TASK BRIEF:
Each line of the data that includes the string "隨機指標" is to be copied out.

RECORDED INFORMATION:

───

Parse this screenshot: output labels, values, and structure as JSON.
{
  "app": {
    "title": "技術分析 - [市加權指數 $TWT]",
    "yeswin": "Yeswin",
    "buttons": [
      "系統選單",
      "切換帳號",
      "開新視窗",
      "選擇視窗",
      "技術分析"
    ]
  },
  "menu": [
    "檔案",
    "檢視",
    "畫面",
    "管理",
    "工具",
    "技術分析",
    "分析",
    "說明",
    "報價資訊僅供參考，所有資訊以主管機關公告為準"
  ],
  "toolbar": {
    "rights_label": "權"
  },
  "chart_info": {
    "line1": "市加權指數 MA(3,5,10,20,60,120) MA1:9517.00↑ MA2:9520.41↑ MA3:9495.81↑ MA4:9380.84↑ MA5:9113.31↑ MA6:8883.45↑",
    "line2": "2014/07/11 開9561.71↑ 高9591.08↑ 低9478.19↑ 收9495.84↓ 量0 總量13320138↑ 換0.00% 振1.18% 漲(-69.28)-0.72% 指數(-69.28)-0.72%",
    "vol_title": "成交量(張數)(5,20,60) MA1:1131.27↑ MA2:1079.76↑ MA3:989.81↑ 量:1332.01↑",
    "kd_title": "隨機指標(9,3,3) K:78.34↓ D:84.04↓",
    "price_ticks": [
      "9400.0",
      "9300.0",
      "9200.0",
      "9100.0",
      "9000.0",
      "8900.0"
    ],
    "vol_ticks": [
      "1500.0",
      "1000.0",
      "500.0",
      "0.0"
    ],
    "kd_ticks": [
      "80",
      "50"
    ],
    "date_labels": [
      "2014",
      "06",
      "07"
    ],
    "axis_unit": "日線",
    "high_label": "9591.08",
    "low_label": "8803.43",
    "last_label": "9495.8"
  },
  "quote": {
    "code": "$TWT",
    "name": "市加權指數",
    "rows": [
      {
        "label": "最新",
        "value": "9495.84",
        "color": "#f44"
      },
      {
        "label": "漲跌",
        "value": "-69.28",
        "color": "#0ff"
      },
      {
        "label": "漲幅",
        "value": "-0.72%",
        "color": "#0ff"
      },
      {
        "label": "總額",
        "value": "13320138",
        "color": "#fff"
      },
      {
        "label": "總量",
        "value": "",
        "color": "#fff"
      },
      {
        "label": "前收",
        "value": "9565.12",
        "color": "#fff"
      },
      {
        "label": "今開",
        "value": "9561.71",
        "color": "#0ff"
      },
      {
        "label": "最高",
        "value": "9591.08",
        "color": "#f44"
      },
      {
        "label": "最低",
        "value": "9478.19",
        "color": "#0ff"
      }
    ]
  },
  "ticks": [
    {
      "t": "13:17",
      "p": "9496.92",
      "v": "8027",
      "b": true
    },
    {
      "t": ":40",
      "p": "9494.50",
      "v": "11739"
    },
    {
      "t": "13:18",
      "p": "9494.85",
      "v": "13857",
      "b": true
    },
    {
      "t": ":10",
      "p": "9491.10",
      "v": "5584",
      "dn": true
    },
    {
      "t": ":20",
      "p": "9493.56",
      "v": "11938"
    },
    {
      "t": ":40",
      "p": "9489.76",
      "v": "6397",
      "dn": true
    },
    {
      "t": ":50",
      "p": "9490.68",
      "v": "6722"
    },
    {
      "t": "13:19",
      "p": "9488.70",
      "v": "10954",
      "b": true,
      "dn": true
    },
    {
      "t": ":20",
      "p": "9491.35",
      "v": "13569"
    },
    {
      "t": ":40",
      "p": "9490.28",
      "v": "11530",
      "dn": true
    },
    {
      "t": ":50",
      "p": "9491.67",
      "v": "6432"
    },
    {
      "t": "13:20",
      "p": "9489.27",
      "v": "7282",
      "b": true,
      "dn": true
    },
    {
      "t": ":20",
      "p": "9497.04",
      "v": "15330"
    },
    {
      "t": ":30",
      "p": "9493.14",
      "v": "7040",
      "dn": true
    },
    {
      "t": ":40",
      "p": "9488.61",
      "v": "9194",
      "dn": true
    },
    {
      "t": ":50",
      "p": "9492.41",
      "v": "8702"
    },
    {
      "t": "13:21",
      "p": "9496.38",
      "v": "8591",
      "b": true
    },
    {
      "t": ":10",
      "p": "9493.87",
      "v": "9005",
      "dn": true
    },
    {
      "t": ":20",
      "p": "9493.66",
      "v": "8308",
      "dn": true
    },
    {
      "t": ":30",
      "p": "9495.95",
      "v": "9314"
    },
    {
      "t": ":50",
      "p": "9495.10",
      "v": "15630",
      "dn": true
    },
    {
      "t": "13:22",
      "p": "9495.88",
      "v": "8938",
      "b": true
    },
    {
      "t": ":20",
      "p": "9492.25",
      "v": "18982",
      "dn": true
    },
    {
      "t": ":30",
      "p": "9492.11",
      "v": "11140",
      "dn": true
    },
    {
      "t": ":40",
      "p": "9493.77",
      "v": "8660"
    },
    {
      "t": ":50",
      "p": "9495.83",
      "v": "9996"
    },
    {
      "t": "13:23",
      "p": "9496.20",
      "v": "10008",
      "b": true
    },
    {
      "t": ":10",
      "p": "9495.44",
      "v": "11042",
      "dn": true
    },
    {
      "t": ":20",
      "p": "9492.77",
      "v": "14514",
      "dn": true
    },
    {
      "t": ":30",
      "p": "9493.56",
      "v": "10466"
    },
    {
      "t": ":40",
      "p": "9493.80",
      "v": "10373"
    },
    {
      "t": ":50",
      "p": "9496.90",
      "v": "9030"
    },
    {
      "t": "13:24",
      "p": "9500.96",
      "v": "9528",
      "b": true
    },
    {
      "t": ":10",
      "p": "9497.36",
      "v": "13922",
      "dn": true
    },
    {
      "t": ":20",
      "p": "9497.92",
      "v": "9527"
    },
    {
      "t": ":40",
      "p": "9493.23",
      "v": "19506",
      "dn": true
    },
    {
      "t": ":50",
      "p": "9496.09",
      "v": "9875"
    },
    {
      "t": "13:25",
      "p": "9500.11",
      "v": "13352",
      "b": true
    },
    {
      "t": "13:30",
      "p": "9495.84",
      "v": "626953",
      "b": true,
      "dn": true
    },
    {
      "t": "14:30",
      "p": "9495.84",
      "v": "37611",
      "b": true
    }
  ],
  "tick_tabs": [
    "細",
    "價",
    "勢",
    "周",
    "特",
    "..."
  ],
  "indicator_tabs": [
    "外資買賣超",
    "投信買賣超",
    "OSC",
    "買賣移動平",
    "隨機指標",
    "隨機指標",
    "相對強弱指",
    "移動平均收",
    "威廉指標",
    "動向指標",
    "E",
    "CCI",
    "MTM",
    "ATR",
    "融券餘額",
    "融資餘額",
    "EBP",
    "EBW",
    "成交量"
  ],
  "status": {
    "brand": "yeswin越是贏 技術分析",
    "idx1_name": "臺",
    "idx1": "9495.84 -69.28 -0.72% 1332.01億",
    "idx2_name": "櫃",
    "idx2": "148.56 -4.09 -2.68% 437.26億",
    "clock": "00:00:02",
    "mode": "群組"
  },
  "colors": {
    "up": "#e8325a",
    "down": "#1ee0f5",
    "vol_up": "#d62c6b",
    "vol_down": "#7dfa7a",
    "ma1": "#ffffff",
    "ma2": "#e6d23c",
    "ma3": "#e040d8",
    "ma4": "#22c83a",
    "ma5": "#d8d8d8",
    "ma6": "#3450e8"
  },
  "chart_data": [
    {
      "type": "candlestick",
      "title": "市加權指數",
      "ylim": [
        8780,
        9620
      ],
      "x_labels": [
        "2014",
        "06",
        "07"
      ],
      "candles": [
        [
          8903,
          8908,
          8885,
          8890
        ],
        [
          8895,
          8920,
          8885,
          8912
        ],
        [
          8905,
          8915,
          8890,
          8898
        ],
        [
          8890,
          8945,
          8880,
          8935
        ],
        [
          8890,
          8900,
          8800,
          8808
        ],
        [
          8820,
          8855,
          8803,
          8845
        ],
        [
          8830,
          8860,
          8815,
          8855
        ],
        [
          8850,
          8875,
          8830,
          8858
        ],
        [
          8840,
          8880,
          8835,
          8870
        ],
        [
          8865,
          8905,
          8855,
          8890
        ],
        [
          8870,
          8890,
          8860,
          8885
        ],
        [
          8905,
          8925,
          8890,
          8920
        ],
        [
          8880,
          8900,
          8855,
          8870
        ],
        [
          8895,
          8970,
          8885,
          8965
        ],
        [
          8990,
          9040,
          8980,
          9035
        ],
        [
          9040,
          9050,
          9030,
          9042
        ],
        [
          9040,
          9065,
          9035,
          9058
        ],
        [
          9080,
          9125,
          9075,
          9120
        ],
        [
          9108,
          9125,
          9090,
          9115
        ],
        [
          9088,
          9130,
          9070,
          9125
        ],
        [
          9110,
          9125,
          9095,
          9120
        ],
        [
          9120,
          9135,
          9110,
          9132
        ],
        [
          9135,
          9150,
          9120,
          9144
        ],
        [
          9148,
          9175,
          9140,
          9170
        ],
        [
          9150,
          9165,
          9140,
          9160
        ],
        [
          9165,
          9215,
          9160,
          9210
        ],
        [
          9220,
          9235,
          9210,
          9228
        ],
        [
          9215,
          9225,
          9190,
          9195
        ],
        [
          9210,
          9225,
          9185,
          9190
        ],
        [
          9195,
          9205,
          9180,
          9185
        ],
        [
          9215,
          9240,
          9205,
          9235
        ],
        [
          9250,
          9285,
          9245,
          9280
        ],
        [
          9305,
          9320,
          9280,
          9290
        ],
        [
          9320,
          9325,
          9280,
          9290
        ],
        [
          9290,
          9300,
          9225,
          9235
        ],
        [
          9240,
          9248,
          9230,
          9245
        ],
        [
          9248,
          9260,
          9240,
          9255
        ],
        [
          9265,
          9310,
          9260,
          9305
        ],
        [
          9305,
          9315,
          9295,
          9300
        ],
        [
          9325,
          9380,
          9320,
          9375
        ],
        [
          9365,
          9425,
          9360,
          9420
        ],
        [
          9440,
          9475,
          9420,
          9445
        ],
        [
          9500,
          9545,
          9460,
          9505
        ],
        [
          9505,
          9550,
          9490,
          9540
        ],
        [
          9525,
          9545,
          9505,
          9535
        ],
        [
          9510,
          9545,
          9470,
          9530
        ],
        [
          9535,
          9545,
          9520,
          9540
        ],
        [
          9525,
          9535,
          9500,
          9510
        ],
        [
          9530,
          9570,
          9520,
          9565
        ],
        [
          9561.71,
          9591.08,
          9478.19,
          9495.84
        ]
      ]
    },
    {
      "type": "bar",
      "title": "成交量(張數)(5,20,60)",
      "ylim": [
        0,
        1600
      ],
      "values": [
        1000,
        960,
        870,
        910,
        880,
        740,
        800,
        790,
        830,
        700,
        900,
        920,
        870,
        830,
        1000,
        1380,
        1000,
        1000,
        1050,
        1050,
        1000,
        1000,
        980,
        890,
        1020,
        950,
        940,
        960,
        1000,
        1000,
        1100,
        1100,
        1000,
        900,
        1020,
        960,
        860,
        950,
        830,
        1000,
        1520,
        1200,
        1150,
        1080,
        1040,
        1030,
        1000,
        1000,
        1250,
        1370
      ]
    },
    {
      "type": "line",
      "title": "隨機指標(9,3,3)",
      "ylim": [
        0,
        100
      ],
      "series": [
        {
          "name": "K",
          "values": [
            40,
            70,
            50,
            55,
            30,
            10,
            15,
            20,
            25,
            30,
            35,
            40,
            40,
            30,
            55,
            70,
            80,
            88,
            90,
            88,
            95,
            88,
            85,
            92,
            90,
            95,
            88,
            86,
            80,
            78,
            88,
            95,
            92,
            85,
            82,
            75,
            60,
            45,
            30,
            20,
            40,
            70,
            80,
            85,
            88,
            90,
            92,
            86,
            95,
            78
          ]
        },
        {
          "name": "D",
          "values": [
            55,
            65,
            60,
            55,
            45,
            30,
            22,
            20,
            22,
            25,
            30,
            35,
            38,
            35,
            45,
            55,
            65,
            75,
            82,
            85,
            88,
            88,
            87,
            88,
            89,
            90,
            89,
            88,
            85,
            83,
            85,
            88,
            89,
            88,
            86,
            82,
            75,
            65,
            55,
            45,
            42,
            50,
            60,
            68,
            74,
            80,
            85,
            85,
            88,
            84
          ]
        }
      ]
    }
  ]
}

───

OUTPUT OF THE TASK:
    "kd_title": "隨機指標(9,3,3) K:78.34↓ D:84.04↓",
    "隨機指標",
    "隨機指標",
      "title": "隨機指標(9,3,3)",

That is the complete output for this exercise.